>> START SUPPLIED DATA

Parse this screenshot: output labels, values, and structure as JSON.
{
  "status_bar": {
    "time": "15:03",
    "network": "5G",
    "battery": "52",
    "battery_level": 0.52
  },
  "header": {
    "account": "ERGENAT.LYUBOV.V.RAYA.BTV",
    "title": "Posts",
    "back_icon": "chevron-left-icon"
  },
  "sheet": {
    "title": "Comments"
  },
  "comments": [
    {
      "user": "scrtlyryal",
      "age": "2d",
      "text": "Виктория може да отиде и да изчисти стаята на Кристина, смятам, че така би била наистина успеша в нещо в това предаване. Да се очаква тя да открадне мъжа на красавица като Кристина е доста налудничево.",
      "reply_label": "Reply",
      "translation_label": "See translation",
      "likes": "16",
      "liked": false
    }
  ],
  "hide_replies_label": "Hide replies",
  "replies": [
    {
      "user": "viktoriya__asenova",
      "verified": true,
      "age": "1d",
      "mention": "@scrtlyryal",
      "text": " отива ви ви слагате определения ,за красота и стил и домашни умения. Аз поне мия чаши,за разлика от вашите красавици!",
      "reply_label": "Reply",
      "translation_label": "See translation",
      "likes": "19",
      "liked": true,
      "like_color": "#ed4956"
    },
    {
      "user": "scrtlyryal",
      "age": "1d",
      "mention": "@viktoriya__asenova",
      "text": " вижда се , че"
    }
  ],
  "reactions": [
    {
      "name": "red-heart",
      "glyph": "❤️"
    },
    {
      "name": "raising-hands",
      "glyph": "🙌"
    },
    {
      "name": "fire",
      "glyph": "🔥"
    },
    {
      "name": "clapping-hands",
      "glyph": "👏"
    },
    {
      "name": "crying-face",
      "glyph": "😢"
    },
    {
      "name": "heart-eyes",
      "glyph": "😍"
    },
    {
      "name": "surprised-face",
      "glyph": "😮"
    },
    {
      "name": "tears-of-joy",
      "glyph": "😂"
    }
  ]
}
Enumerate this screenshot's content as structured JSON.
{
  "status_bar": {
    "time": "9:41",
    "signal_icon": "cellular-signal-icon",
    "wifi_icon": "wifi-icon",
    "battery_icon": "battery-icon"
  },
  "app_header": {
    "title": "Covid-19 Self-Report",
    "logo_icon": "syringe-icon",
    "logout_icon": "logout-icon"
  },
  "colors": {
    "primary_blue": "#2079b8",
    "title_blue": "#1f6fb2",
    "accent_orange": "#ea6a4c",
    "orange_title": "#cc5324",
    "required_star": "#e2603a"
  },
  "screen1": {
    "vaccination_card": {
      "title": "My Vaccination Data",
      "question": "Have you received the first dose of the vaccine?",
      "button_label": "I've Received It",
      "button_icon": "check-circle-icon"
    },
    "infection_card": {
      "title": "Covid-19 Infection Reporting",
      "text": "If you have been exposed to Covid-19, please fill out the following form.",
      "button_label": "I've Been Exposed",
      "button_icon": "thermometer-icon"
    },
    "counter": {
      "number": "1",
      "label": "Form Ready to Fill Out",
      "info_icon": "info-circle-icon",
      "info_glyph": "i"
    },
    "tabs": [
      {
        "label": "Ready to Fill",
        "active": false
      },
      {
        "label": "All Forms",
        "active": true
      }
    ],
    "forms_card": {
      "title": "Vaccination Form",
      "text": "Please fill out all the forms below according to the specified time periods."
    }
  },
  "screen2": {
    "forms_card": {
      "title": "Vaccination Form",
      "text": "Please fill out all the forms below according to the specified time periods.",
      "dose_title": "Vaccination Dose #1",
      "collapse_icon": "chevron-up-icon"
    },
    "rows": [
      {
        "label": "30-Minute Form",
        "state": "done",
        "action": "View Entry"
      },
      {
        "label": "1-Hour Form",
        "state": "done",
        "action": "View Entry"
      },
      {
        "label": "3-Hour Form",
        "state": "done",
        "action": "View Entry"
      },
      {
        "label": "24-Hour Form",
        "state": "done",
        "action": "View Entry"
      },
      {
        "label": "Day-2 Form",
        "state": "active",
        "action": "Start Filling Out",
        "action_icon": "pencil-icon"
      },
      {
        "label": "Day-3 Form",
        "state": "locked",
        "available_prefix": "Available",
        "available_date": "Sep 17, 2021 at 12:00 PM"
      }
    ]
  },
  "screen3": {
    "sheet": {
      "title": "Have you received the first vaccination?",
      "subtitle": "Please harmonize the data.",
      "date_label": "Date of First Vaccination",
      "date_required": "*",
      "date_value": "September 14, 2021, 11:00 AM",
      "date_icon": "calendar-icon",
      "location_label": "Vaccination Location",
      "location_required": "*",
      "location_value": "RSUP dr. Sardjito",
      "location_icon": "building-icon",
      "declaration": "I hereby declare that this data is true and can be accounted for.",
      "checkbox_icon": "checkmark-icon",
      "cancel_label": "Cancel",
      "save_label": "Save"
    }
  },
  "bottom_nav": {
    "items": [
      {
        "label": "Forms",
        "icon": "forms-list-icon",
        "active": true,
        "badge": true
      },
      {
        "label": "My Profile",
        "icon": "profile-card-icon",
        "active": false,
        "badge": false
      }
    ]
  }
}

>> END SUPPLIED DATA

Give all of the entries again, word for word.

Parse this screenshot: output labels, values, and structure as JSON.
{
  "status_bar": {
    "time": "15:03",
    "network": "5G",
    "battery": "52",
    "battery_level": 0.52
  },
  "header": {
    "account": "ERGENAT.LYUBOV.V.RAYA.BTV",
    "title": "Posts",
    "back_icon": "chevron-left-icon"
  },
  "sheet": {
    "title": "Comments"
  },
  "comments": [
    {
      "user": "scrtlyryal",
      "age": "2d",
      "text": "Виктория може да отиде и да изчисти стаята на Кристина, смятам, че така би била наистина успеша в нещо в това предаване. Да се очаква тя да открадне мъжа на красавица като Кристина е доста налудничево.",
      "reply_label": "Reply",
      "translation_label": "See translation",
      "likes": "16",
      "liked": false
    }
  ],
  "hide_replies_label": "Hide replies",
  "replies": [
    {
      "user": "viktoriya__asenova",
      "verified": true,
      "age": "1d",
      "mention": "@scrtlyryal",
      "text": " отива ви ви слагате определения ,за красота и стил и домашни умения. Аз поне мия чаши,за разлика от вашите красавици!",
      "reply_label": "Reply",
      "translation_label": "See translation",
      "likes": "19",
      "liked": true,
      "like_color": "#ed4956"
    },
    {
      "user": "scrtlyryal",
      "age": "1d",
      "mention": "@viktoriya__asenova",
      "text": " вижда се , че"
    }
  ],
  "reactions": [
    {
      "name": "red-heart",
      "glyph": "❤️"
    },
    {
      "name": "raising-hands",
      "glyph": "🙌"
    },
    {
      "name": "fire",
      "glyph": "🔥"
    },
    {
      "name": "clapping-hands",
      "glyph": "👏"
    },
    {
      "name": "crying-face",
      "glyph": "😢"
    },
    {
      "name": "heart-eyes",
      "glyph": "😍"
    },
    {
      "name": "surprised-face",
      "glyph": "😮"
    },
    {
      "name": "tears-of-joy",
      "glyph": "😂"
    }
  ]
}
Enumerate this screenshot's content as structured JSON.
{
  "status_bar": {
    "time": "9:41",
    "signal_icon": "cellular-signal-icon",
    "wifi_icon": "wifi-icon",
    "battery_icon": "battery-icon"
  },
  "app_header": {
    "title": "Covid-19 Self-Report",
    "logo_icon": "syringe-icon",
    "logout_icon": "logout-icon"
  },
  "colors": {
    "primary_blue": "#2079b8",
    "title_blue": "#1f6fb2",
    "accent_orange": "#ea6a4c",
    "orange_title": "#cc5324",
    "required_star": "#e2603a"
  },
  "screen1": {
    "vaccination_card": {
      "title": "My Vaccination Data",
      "question": "Have you received the first dose of the vaccine?",
      "button_label": "I've Received It",
      "button_icon": "check-circle-icon"
    },
    "infection_card": {
      "title": "Covid-19 Infection Reporting",
      "text": "If you have been exposed to Covid-19, please fill out the following form.",
      "button_label": "I've Been Exposed",
      "button_icon": "thermometer-icon"
    },
    "counter": {
      "number": "1",
      "label": "Form Ready to Fill Out",
      "info_icon": "info-circle-icon",
      "info_glyph": "i"
    },
    "tabs": [
      {
        "label": "Ready to Fill",
        "active": false
      },
      {
        "label": "All Forms",
        "active": true
      }
    ],
    "forms_card": {
      "title": "Vaccination Form",
      "text": "Please fill out all the forms below according to the specified time periods."
    }
  },
  "screen2": {
    "forms_card": {
      "title": "Vaccination Form",
      "text": "Please fill out all the forms below according to the specified time periods.",
      "dose_title": "Vaccination Dose #1",
      "collapse_icon": "chevron-up-icon"
    },
    "rows": [
      {
        "label": "30-Minute Form",
        "state": "done",
        "action": "View Entry"
      },
      {
        "label": "1-Hour Form",
        "state": "done",
        "action": "View Entry"
      },
      {
        "label": "3-Hour Form",
        "state": "done",
        "action": "View Entry"
      },
      {
        "label": "24-Hour Form",
        "state": "done",
        "action": "View Entry"
      },
      {
        "label": "Day-2 Form",
        "state": "active",
        "action": "Start Filling Out",
        "action_icon": "pencil-icon"
      },
      {
        "label": "Day-3 Form",
        "state": "locked",
        "available_prefix": "Available",
        "available_date": "Sep 17, 2021 at 12:00 PM"
      }
    ]
  },
  "screen3": {
    "sheet": {
      "title": "Have you received the first vaccination?",
      "subtitle": "Please harmonize the data.",
      "date_label": "Date of First Vaccination",
      "date_required": "*",
      "date_value": "September 14, 2021, 11:00 AM",
      "date_icon": "calendar-icon",
      "location_label": "Vaccination Location",
      "location_required": "*",
      "location_value": "RSUP dr. Sardjito",
      "location_icon": "building-icon",
      "declaration": "I hereby declare that this data is true and can be accounted for.",
      "checkbox_icon": "checkmark-icon",
      "cancel_label": "Cancel",
      "save_label": "Save"
    }
  },
  "bottom_nav": {
    "items": [
      {
        "label": "Forms",
        "icon": "forms-list-icon",
        "active": true,
        "badge": true
      },
      {
        "label": "My Profile",
        "icon": "profile-card-icon",
        "active": false,
        "badge": false
      }
    ]
  }
}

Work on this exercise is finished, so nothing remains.